GIVEN TASK
Retype all of the data exactly as given.
— begin MATERIAL FOR THIS TASK —
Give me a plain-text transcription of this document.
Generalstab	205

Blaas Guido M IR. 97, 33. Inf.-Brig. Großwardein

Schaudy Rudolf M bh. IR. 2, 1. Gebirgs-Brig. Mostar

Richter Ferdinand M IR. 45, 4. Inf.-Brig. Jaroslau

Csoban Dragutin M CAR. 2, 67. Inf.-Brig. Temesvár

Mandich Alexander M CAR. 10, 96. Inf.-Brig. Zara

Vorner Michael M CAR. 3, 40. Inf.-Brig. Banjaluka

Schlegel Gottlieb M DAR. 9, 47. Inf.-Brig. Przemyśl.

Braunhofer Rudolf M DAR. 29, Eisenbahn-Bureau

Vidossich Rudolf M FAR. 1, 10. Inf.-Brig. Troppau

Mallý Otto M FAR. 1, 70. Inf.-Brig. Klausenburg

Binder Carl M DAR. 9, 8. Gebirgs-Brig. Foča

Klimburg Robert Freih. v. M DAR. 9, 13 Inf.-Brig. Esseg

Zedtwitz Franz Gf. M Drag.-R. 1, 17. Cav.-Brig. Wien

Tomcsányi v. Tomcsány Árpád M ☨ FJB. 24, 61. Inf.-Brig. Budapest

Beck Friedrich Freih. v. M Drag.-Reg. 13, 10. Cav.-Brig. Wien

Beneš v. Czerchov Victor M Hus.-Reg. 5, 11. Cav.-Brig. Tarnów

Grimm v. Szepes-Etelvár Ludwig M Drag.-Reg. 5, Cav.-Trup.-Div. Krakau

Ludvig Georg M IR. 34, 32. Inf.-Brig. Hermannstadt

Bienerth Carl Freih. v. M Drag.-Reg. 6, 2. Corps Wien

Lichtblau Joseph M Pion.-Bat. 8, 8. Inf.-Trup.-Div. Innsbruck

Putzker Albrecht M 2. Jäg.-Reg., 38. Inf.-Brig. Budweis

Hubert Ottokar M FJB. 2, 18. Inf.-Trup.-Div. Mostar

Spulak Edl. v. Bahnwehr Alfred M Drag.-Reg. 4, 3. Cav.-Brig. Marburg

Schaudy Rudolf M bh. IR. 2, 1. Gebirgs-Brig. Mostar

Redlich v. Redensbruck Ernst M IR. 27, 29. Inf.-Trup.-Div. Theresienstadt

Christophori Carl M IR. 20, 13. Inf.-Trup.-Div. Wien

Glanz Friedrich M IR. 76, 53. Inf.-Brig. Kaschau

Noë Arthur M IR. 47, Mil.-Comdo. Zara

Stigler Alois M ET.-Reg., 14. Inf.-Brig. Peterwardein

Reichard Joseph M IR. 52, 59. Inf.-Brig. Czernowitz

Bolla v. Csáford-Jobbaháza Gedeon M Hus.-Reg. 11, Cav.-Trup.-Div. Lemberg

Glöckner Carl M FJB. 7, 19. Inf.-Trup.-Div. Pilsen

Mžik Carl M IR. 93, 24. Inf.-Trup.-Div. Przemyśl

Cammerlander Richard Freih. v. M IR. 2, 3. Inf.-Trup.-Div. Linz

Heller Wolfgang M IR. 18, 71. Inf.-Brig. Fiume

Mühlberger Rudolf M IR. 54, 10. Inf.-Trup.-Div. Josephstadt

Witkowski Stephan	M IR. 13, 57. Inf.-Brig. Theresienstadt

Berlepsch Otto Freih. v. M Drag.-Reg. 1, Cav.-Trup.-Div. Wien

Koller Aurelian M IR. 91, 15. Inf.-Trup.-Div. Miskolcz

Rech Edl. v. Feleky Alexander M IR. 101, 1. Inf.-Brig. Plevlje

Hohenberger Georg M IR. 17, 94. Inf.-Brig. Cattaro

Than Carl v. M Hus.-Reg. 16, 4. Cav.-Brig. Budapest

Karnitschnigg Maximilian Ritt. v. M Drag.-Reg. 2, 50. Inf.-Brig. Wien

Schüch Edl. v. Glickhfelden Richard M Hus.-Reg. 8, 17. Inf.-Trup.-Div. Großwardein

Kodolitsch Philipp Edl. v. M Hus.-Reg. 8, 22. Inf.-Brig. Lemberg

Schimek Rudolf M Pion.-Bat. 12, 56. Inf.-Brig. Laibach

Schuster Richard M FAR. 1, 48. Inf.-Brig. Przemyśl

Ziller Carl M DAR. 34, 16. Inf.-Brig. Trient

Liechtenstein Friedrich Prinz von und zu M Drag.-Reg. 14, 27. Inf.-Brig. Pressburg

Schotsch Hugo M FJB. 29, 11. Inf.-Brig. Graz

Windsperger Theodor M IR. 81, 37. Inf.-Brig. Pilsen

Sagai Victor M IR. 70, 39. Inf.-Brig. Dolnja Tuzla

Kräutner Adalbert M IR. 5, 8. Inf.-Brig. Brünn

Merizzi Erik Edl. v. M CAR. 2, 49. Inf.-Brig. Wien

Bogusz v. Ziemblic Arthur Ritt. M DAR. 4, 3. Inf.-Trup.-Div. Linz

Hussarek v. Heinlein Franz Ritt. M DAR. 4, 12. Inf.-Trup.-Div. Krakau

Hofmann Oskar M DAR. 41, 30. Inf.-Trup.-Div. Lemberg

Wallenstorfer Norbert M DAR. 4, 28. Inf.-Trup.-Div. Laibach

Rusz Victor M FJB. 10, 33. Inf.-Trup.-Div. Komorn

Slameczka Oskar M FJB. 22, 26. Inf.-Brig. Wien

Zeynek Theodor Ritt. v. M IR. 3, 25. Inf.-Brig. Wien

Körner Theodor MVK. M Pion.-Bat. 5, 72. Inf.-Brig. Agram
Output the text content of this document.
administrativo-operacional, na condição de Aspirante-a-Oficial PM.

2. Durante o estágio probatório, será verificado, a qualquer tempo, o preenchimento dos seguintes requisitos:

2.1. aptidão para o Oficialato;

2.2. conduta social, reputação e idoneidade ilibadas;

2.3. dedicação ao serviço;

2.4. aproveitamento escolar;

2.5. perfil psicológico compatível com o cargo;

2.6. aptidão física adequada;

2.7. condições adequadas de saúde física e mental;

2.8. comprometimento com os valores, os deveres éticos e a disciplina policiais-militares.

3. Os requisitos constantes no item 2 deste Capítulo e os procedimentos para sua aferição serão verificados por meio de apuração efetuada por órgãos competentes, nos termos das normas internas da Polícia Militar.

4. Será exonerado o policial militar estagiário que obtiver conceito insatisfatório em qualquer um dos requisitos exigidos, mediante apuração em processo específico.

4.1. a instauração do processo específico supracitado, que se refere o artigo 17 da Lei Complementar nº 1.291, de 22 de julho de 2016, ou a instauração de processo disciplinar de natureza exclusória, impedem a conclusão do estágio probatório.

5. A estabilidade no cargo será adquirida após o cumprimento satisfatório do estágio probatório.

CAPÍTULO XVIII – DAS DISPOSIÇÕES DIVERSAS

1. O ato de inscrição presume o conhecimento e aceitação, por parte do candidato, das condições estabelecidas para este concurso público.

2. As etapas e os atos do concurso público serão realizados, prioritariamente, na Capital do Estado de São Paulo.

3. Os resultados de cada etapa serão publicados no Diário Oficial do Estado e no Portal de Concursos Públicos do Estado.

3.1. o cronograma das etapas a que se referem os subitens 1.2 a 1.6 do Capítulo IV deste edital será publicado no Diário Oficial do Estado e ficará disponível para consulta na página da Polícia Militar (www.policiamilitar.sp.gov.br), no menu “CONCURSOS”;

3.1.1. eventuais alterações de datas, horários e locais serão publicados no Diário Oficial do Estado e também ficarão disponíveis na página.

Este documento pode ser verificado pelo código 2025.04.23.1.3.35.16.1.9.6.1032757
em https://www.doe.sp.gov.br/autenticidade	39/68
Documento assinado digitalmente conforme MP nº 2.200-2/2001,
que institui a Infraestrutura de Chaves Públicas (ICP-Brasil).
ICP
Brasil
— end MATERIAL FOR THIS TASK —
OUTPUT
Give me a plain-text transcription of this document.
Generalstab	205

Blaas Guido M IR. 97, 33. Inf.-Brig. Großwardein

Schaudy Rudolf M bh. IR. 2, 1. Gebirgs-Brig. Mostar

Richter Ferdinand M IR. 45, 4. Inf.-Brig. Jaroslau

Csoban Dragutin M CAR. 2, 67. Inf.-Brig. Temesvár

Mandich Alexander M CAR. 10, 96. Inf.-Brig. Zara

Vorner Michael M CAR. 3, 40. Inf.-Brig. Banjaluka

Schlegel Gottlieb M DAR. 9, 47. Inf.-Brig. Przemyśl.

Braunhofer Rudolf M DAR. 29, Eisenbahn-Bureau

Vidossich Rudolf M FAR. 1, 10. Inf.-Brig. Troppau

Mallý Otto M FAR. 1, 70. Inf.-Brig. Klausenburg

Binder Carl M DAR. 9, 8. Gebirgs-Brig. Foča

Klimburg Robert Freih. v. M DAR. 9, 13 Inf.-Brig. Esseg

Zedtwitz Franz Gf. M Drag.-R. 1, 17. Cav.-Brig. Wien

Tomcsányi v. Tomcsány Árpád M ☨ FJB. 24, 61. Inf.-Brig. Budapest

Beck Friedrich Freih. v. M Drag.-Reg. 13, 10. Cav.-Brig. Wien

Beneš v. Czerchov Victor M Hus.-Reg. 5, 11. Cav.-Brig. Tarnów

Grimm v. Szepes-Etelvár Ludwig M Drag.-Reg. 5, Cav.-Trup.-Div. Krakau

Ludvig Georg M IR. 34, 32. Inf.-Brig. Hermannstadt

Bienerth Carl Freih. v. M Drag.-Reg. 6, 2. Corps Wien

Lichtblau Joseph M Pion.-Bat. 8, 8. Inf.-Trup.-Div. Innsbruck

Putzker Albrecht M 2. Jäg.-Reg., 38. Inf.-Brig. Budweis

Hubert Ottokar M FJB. 2, 18. Inf.-Trup.-Div. Mostar

Spulak Edl. v. Bahnwehr Alfred M Drag.-Reg. 4, 3. Cav.-Brig. Marburg

Schaudy Rudolf M bh. IR. 2, 1. Gebirgs-Brig. Mostar

Redlich v. Redensbruck Ernst M IR. 27, 29. Inf.-Trup.-Div. Theresienstadt

Christophori Carl M IR. 20, 13. Inf.-Trup.-Div. Wien

Glanz Friedrich M IR. 76, 53. Inf.-Brig. Kaschau

Noë Arthur M IR. 47, Mil.-Comdo. Zara

Stigler Alois M ET.-Reg., 14. Inf.-Brig. Peterwardein

Reichard Joseph M IR. 52, 59. Inf.-Brig. Czernowitz

Bolla v. Csáford-Jobbaháza Gedeon M Hus.-Reg. 11, Cav.-Trup.-Div. Lemberg

Glöckner Carl M FJB. 7, 19. Inf.-Trup.-Div. Pilsen

Mžik Carl M IR. 93, 24. Inf.-Trup.-Div. Przemyśl

Cammerlander Richard Freih. v. M IR. 2, 3. Inf.-Trup.-Div. Linz

Heller Wolfgang M IR. 18, 71. Inf.-Brig. Fiume

Mühlberger Rudolf M IR. 54, 10. Inf.-Trup.-Div. Josephstadt

Witkowski Stephan	M IR. 13, 57. Inf.-Brig. Theresienstadt

Berlepsch Otto Freih. v. M Drag.-Reg. 1, Cav.-Trup.-Div. Wien

Koller Aurelian M IR. 91, 15. Inf.-Trup.-Div. Miskolcz

Rech Edl. v. Feleky Alexander M IR. 101, 1. Inf.-Brig. Plevlje

Hohenberger Georg M IR. 17, 94. Inf.-Brig. Cattaro

Than Carl v. M Hus.-Reg. 16, 4. Cav.-Brig. Budapest

Karnitschnigg Maximilian Ritt. v. M Drag.-Reg. 2, 50. Inf.-Brig. Wien

Schüch Edl. v. Glickhfelden Richard M Hus.-Reg. 8, 17. Inf.-Trup.-Div. Großwardein

Kodolitsch Philipp Edl. v. M Hus.-Reg. 8, 22. Inf.-Brig. Lemberg

Schimek Rudolf M Pion.-Bat. 12, 56. Inf.-Brig. Laibach

Schuster Richard M FAR. 1, 48. Inf.-Brig. Przemyśl

Ziller Carl M DAR. 34, 16. Inf.-Brig. Trient

Liechtenstein Friedrich Prinz von und zu M Drag.-Reg. 14, 27. Inf.-Brig. Pressburg

Schotsch Hugo M FJB. 29, 11. Inf.-Brig. Graz

Windsperger Theodor M IR. 81, 37. Inf.-Brig. Pilsen

Sagai Victor M IR. 70, 39. Inf.-Brig. Dolnja Tuzla

Kräutner Adalbert M IR. 5, 8. Inf.-Brig. Brünn

Merizzi Erik Edl. v. M CAR. 2, 49. Inf.-Brig. Wien

Bogusz v. Ziemblic Arthur Ritt. M DAR. 4, 3. Inf.-Trup.-Div. Linz

Hussarek v. Heinlein Franz Ritt. M DAR. 4, 12. Inf.-Trup.-Div. Krakau

Hofmann Oskar M DAR. 41, 30. Inf.-Trup.-Div. Lemberg

Wallenstorfer Norbert M DAR. 4, 28. Inf.-Trup.-Div. Laibach

Rusz Victor M FJB. 10, 33. Inf.-Trup.-Div. Komorn

Slameczka Oskar M FJB. 22, 26. Inf.-Brig. Wien

Zeynek Theodor Ritt. v. M IR. 3, 25. Inf.-Brig. Wien

Körner Theodor MVK. M Pion.-Bat. 5, 72. Inf.-Brig. Agram
Output the text content of this document.
administrativo-operacional, na condição de Aspirante-a-Oficial PM.

2. Durante o estágio probatório, será verificado, a qualquer tempo, o preenchimento dos seguintes requisitos:

2.1. aptidão para o Oficialato;

2.2. conduta social, reputação e idoneidade ilibadas;

2.3. dedicação ao serviço;

2.4. aproveitamento escolar;

2.5. perfil psicológico compatível com o cargo;

2.6. aptidão física adequada;

2.7. condições adequadas de saúde física e mental;

2.8. comprometimento com os valores, os deveres éticos e a disciplina policiais-militares.

3. Os requisitos constantes no item 2 deste Capítulo e os procedimentos para sua aferição serão verificados por meio de apuração efetuada por órgãos competentes, nos termos das normas internas da Polícia Militar.

4. Será exonerado o policial militar estagiário que obtiver conceito insatisfatório em qualquer um dos requisitos exigidos, mediante apuração em processo específico.

4.1. a instauração do processo específico supracitado, que se refere o artigo 17 da Lei Complementar nº 1.291, de 22 de julho de 2016, ou a instauração de processo disciplinar de natureza exclusória, impedem a conclusão do estágio probatório.

5. A estabilidade no cargo será adquirida após o cumprimento satisfatório do estágio probatório.

CAPÍTULO XVIII – DAS DISPOSIÇÕES DIVERSAS

1. O ato de inscrição presume o conhecimento e aceitação, por parte do candidato, das condições estabelecidas para este concurso público.

2. As etapas e os atos do concurso público serão realizados, prioritariamente, na Capital do Estado de São Paulo.

3. Os resultados de cada etapa serão publicados no Diário Oficial do Estado e no Portal de Concursos Públicos do Estado.

3.1. o cronograma das etapas a que se referem os subitens 1.2 a 1.6 do Capítulo IV deste edital será publicado no Diário Oficial do Estado e ficará disponível para consulta na página da Polícia Militar (www.policiamilitar.sp.gov.br), no menu “CONCURSOS”;

3.1.1. eventuais alterações de datas, horários e locais serão publicados no Diário Oficial do Estado e também ficarão disponíveis na página.

Este documento pode ser verificado pelo código 2025.04.23.1.3.35.16.1.9.6.1032757
em https://www.doe.sp.gov.br/autenticidade	39/68
Documento assinado digitalmente conforme MP nº 2.200-2/2001,
que institui a Infraestrutura de Chaves Públicas (ICP-Brasil).
ICP
Brasil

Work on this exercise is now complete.